Task requirements:
Exactly repeat the full listing that follows.

Dataset entries:
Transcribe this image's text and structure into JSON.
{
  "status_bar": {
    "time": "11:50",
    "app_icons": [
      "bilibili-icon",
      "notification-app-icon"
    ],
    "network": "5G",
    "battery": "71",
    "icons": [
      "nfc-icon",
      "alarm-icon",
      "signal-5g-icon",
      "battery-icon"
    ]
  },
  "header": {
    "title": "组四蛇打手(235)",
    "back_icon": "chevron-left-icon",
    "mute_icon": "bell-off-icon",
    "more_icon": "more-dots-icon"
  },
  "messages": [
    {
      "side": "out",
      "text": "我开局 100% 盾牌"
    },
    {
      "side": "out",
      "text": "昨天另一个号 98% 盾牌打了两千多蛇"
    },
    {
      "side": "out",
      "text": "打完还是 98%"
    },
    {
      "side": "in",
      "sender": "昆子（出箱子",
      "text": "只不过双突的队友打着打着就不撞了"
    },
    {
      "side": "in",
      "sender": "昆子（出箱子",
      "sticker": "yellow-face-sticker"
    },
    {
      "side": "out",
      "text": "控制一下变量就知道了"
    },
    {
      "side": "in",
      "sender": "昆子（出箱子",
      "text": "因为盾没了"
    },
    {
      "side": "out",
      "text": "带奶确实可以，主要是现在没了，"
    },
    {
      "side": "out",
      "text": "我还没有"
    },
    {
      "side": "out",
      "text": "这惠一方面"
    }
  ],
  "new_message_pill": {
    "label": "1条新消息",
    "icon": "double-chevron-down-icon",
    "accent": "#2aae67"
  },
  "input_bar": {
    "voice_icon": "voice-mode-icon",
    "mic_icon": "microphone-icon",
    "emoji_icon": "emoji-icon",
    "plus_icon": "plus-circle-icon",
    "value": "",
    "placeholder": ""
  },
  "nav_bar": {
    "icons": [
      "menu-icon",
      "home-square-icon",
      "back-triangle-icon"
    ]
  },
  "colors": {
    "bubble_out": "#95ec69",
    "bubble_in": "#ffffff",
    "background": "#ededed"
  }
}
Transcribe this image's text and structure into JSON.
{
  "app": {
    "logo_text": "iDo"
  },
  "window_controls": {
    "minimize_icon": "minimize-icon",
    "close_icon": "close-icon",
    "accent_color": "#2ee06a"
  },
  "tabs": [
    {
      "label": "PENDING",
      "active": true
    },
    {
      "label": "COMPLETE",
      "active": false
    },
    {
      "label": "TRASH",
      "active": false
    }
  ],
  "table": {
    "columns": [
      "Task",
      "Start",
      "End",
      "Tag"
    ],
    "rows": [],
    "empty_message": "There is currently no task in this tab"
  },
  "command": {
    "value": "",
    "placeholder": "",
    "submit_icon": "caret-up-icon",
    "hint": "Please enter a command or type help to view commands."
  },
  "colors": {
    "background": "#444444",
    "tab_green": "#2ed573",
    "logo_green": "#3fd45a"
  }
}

Solution for this task:
Transcribe this image's text and structure into JSON.
{
  "status_bar": {
    "time": "11:50",
    "app_icons": [
      "bilibili-icon",
      "notification-app-icon"
    ],
    "network": "5G",
    "battery": "71",
    "icons": [
      "nfc-icon",
      "alarm-icon",
      "signal-5g-icon",
      "battery-icon"
    ]
  },
  "header": {
    "title": "组四蛇打手(235)",
    "back_icon": "chevron-left-icon",
    "mute_icon": "bell-off-icon",
    "more_icon": "more-dots-icon"
  },
  "messages": [
    {
      "side": "out",
      "text": "我开局 100% 盾牌"
    },
    {
      "side": "out",
      "text": "昨天另一个号 98% 盾牌打了两千多蛇"
    },
    {
      "side": "out",
      "text": "打完还是 98%"
    },
    {
      "side": "in",
      "sender": "昆子（出箱子",
      "text": "只不过双突的队友打着打着就不撞了"
    },
    {
      "side": "in",
      "sender": "昆子（出箱子",
      "sticker": "yellow-face-sticker"
    },
    {
      "side": "out",
      "text": "控制一下变量就知道了"
    },
    {
      "side": "in",
      "sender": "昆子（出箱子",
      "text": "因为盾没了"
    },
    {
      "side": "out",
      "text": "带奶确实可以，主要是现在没了，"
    },
    {
      "side": "out",
      "text": "我还没有"
    },
    {
      "side": "out",
      "text": "这惠一方面"
    }
  ],
  "new_message_pill": {
    "label": "1条新消息",
    "icon": "double-chevron-down-icon",
    "accent": "#2aae67"
  },
  "input_bar": {
    "voice_icon": "voice-mode-icon",
    "mic_icon": "microphone-icon",
    "emoji_icon": "emoji-icon",
    "plus_icon": "plus-circle-icon",
    "value": "",
    "placeholder": ""
  },
  "nav_bar": {
    "icons": [
      "menu-icon",
      "home-square-icon",
      "back-triangle-icon"
    ]
  },
  "colors": {
    "bubble_out": "#95ec69",
    "bubble_in": "#ffffff",
    "background": "#ededed"
  }
}
Transcribe this image's text and structure into JSON.
{
  "app": {
    "logo_text": "iDo"
  },
  "window_controls": {
    "minimize_icon": "minimize-icon",
    "close_icon": "close-icon",
    "accent_color": "#2ee06a"
  },
  "tabs": [
    {
      "label": "PENDING",
      "active": true
    },
    {
      "label": "COMPLETE",
      "active": false
    },
    {
      "label": "TRASH",
      "active": false
    }
  ],
  "table": {
    "columns": [
      "Task",
      "Start",
      "End",
      "Tag"
    ],
    "rows": [],
    "empty_message": "There is currently no task in this tab"
  },
  "command": {
    "value": "",
    "placeholder": "",
    "submit_icon": "caret-up-icon",
    "hint": "Please enter a command or type help to view commands."
  },
  "colors": {
    "background": "#444444",
    "tab_green": "#2ed573",
    "logo_green": "#3fd45a"
  }
}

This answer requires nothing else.